- WHAT THE TASK REQUIRES -
Below is a listing. Gather each line of it that contains "Есенина".

* * *

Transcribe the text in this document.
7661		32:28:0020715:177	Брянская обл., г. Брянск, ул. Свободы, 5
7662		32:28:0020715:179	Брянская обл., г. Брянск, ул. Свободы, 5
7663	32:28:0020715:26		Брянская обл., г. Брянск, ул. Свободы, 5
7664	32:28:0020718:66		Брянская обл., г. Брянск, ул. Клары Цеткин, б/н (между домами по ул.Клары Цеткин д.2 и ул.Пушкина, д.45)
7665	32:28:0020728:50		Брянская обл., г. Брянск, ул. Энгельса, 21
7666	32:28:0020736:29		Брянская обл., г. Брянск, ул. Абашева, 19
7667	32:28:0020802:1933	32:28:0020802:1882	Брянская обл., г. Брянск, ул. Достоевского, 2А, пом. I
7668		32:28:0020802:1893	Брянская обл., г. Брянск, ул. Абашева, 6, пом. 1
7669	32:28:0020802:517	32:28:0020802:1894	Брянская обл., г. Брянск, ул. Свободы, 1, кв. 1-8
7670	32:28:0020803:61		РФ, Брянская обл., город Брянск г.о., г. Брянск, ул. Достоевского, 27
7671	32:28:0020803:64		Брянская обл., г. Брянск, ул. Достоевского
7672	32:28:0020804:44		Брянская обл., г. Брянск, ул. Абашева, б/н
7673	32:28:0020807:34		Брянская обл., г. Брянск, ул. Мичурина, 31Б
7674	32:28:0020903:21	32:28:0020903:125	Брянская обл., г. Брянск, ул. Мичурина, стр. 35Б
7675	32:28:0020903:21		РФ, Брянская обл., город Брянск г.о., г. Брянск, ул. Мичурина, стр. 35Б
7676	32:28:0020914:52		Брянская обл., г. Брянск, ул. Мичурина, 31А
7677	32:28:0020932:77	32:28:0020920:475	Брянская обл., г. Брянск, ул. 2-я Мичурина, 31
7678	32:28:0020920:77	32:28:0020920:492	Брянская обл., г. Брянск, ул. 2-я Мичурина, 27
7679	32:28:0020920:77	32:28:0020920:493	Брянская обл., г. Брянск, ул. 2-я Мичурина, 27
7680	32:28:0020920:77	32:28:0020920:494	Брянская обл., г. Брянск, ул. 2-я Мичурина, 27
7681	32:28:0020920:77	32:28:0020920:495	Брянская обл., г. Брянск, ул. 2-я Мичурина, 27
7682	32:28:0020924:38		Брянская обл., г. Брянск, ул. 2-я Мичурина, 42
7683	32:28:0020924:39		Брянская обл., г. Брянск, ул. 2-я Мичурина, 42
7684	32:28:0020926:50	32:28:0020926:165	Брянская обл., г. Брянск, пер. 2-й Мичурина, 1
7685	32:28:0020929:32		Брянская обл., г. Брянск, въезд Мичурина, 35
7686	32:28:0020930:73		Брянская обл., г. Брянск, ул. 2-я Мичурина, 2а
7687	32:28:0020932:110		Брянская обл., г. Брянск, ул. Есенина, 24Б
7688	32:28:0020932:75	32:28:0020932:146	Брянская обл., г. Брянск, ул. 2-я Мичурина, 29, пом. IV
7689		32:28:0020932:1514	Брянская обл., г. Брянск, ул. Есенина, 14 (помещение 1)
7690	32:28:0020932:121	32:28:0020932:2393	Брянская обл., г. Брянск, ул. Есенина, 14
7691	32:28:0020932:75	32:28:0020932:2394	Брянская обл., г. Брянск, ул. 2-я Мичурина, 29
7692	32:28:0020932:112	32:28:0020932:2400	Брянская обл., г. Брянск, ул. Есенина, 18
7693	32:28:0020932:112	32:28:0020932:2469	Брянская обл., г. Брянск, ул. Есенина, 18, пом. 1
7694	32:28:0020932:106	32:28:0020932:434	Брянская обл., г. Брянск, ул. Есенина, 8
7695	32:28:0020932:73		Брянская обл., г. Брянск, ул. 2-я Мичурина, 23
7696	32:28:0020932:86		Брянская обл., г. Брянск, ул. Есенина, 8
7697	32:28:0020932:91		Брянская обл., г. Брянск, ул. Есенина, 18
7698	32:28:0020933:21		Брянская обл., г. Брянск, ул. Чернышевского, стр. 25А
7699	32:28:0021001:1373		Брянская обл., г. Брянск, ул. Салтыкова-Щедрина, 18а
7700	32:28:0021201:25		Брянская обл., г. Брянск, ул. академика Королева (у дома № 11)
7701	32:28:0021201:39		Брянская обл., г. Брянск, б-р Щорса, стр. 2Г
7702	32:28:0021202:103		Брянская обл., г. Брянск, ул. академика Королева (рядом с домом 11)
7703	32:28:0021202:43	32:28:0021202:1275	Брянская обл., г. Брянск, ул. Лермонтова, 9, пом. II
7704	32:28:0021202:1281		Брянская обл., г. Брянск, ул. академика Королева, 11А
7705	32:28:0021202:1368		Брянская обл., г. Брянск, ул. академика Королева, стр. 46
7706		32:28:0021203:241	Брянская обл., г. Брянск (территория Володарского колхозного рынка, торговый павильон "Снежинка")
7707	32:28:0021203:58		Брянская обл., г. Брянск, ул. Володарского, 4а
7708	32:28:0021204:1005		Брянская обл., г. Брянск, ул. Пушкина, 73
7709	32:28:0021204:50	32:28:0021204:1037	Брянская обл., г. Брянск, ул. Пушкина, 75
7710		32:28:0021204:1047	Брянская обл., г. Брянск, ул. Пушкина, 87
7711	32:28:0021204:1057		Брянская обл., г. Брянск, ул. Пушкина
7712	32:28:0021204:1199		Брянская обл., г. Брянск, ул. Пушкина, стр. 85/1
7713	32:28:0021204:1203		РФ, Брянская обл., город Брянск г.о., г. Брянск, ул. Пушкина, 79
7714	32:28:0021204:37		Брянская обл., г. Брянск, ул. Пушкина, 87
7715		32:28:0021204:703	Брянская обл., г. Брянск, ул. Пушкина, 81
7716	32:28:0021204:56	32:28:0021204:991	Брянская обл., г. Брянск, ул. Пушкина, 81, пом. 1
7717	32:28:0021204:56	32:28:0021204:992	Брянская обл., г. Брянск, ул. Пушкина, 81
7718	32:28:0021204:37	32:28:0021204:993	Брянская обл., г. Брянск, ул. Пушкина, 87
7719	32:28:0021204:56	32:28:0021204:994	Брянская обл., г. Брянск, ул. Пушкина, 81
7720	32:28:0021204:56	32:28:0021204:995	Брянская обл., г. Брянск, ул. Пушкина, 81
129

* * *

- TASK ANSWER -
7687	32:28:0020932:110		Брянская обл., г. Брянск, ул. Есенина, 24Б
7689		32:28:0020932:1514	Брянская обл., г. Брянск, ул. Есенина, 14 (помещение 1)
7690	32:28:0020932:121	32:28:0020932:2393	Брянская обл., г. Брянск, ул. Есенина, 14
7692	32:28:0020932:112	32:28:0020932:2400	Брянская обл., г. Брянск, ул. Есенина, 18
7693	32:28:0020932:112	32:28:0020932:2469	Брянская обл., г. Брянск, ул. Есенина, 18, пом. 1
7694	32:28:0020932:106	32:28:0020932:434	Брянская обл., г. Брянск, ул. Есенина, 8
7696	32:28:0020932:86		Брянская обл., г. Брянск, ул. Есенина, 8
7697	32:28:0020932:91		Брянская обл., г. Брянск, ул. Есенина, 18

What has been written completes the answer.